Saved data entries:
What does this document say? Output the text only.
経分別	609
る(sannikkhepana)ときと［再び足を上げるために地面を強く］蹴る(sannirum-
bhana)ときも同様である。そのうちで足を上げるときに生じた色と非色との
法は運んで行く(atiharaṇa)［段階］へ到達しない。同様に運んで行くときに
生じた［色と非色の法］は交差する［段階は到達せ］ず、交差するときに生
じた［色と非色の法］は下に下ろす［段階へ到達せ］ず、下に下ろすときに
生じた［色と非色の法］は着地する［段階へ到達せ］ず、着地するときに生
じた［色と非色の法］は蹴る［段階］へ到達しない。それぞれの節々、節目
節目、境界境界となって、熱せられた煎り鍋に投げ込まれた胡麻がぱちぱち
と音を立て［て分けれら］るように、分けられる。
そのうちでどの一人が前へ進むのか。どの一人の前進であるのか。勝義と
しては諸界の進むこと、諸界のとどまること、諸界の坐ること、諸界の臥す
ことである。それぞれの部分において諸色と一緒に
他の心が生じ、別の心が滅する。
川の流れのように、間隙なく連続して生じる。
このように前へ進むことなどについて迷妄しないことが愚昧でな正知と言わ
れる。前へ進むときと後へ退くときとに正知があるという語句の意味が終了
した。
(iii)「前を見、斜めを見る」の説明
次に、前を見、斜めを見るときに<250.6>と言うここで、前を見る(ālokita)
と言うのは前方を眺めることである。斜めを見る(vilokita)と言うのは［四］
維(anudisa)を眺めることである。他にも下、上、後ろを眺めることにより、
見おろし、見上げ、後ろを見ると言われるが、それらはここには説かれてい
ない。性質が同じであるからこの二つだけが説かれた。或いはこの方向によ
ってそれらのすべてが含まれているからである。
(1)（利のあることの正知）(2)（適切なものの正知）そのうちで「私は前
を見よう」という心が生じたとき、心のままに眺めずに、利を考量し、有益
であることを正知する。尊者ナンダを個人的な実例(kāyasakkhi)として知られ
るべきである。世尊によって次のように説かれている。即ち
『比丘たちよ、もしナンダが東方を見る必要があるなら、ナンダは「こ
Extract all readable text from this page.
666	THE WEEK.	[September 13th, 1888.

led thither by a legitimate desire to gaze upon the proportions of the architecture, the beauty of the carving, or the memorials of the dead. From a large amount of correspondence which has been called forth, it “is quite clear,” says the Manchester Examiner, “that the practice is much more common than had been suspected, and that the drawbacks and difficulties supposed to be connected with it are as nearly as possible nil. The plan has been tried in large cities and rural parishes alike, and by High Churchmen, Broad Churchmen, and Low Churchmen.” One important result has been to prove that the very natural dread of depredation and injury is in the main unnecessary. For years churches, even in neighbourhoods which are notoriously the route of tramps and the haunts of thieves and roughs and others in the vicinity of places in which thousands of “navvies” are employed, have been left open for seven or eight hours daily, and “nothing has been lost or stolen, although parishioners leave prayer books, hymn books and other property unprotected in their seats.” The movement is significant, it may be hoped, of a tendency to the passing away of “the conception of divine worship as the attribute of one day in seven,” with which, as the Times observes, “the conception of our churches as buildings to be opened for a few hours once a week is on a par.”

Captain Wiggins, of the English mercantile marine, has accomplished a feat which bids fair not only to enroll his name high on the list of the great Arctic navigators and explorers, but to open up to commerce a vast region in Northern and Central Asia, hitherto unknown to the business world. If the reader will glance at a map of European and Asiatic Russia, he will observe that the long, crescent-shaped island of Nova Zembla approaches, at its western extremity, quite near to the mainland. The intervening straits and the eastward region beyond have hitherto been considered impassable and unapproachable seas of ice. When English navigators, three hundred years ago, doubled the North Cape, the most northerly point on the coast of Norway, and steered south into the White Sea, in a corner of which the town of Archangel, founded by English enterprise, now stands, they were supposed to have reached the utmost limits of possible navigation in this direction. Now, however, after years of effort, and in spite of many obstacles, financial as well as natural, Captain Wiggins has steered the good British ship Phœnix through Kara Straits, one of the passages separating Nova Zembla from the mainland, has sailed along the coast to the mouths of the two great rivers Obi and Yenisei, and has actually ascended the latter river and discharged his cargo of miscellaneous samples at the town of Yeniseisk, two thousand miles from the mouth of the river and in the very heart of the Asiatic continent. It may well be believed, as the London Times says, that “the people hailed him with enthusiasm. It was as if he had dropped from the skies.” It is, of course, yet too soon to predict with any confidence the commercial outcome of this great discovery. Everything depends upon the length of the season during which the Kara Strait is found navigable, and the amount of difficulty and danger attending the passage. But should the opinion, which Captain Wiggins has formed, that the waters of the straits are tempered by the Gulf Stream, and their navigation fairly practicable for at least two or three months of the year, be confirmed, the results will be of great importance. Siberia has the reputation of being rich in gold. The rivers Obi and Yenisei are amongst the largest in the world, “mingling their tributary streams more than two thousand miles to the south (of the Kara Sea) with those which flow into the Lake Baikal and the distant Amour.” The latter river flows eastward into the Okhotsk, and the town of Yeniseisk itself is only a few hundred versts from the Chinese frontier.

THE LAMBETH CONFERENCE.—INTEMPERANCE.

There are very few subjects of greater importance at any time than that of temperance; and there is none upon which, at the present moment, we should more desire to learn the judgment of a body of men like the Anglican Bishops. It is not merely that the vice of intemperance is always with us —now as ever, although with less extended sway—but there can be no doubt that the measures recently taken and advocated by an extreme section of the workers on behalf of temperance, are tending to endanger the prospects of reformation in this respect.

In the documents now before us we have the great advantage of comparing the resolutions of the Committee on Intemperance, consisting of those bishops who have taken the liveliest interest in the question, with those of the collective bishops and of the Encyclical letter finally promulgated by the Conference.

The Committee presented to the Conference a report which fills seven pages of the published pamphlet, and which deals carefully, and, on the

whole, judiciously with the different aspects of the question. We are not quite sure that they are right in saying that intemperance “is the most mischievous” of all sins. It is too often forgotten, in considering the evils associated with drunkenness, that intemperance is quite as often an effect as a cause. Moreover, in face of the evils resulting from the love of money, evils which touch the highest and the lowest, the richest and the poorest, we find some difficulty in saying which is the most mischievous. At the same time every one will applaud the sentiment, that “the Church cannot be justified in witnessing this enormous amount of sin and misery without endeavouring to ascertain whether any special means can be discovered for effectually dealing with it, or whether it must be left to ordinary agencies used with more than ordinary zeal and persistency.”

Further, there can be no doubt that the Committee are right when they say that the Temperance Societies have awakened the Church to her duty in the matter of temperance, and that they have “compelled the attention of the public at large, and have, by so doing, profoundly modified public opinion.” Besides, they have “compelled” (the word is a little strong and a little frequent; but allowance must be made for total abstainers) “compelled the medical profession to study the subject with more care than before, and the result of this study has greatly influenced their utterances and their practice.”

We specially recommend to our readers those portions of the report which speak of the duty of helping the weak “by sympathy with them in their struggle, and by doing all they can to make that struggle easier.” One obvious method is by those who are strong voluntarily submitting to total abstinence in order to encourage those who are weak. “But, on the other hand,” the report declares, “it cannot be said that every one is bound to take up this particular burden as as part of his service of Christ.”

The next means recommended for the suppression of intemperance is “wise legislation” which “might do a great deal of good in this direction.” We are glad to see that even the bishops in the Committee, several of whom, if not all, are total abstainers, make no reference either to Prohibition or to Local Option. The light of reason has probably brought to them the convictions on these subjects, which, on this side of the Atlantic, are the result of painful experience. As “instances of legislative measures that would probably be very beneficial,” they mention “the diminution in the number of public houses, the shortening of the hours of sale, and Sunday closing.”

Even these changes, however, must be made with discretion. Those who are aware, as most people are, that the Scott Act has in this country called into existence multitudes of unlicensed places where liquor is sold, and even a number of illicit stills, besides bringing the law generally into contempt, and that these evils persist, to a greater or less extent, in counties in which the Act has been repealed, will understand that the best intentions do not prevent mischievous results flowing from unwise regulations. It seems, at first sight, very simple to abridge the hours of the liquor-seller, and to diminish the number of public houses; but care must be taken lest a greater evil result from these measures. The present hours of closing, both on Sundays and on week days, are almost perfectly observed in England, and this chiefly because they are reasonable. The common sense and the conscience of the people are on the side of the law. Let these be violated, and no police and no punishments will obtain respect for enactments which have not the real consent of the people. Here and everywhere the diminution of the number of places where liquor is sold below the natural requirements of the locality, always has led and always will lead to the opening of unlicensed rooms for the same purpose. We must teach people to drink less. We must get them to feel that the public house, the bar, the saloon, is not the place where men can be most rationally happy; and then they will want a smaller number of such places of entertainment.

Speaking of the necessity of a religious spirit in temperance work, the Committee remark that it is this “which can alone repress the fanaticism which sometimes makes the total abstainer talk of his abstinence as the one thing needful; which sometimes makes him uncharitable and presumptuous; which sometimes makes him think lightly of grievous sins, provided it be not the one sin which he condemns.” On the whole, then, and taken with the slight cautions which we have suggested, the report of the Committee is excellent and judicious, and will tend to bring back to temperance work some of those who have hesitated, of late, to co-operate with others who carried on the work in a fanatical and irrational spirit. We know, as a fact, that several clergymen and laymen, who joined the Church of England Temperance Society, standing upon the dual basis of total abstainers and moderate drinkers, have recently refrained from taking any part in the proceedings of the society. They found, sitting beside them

Your objective: Count every line in the preceding entries where the string "へ到達しない" appears, then state only the total.

Answer to this task: 2